#### Exercise requirements
Search the material for the string "delay" and copy each line where it occurs.

::: Material provided

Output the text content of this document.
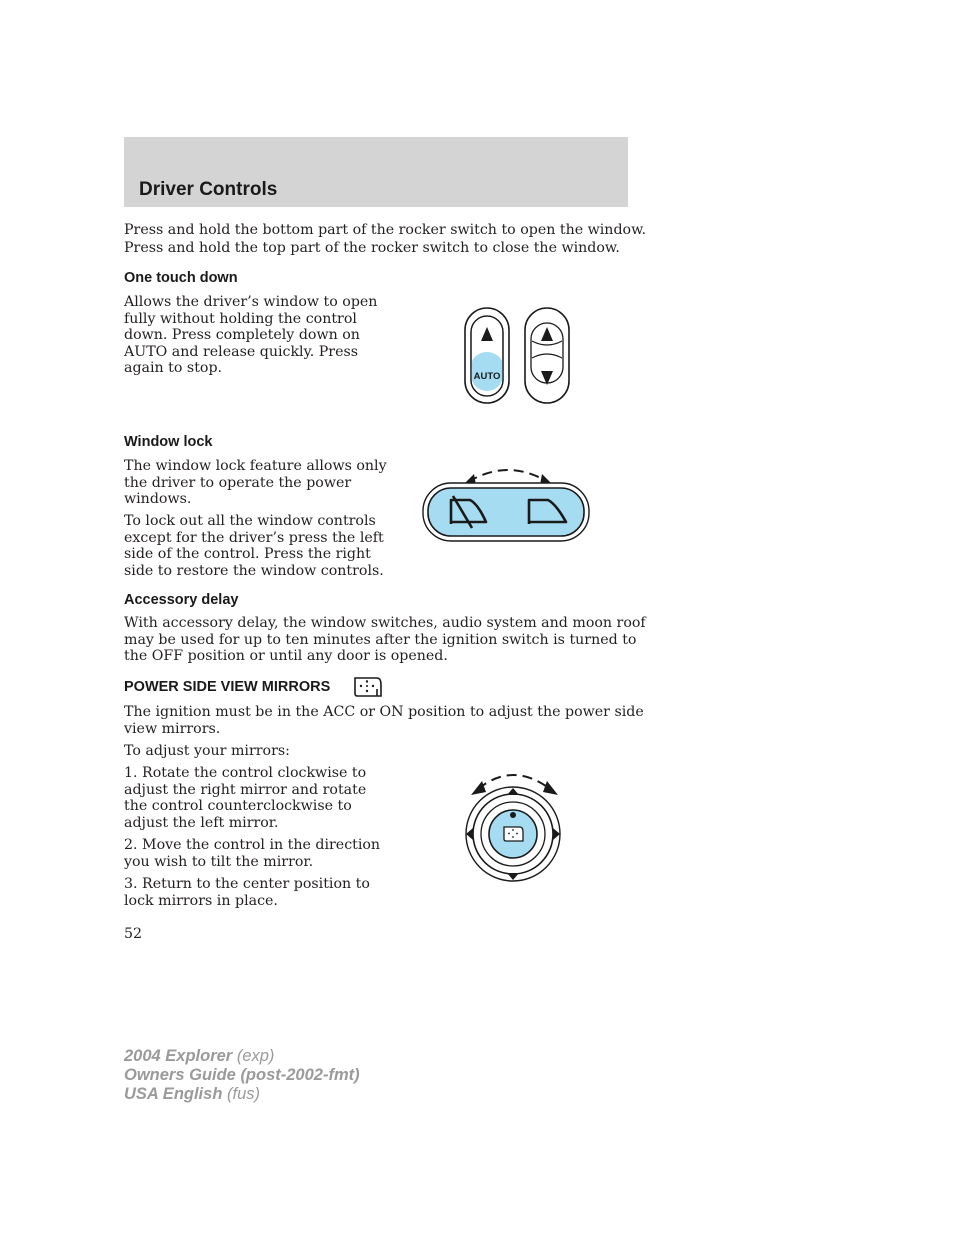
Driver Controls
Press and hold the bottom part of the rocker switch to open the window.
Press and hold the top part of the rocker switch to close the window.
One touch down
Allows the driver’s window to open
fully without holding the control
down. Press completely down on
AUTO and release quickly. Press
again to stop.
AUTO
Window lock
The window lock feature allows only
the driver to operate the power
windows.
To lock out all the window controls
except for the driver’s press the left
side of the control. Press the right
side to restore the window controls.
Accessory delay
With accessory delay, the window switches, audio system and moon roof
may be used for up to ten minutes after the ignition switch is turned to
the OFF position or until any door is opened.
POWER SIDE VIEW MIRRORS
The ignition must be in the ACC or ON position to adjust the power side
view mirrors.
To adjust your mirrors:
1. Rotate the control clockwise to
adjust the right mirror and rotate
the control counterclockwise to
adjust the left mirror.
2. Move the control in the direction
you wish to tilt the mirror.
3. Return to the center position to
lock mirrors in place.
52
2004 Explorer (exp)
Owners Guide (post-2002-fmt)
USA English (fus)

::::::

#### In response
Accessory delay
With accessory delay, the window switches, audio system and moon roof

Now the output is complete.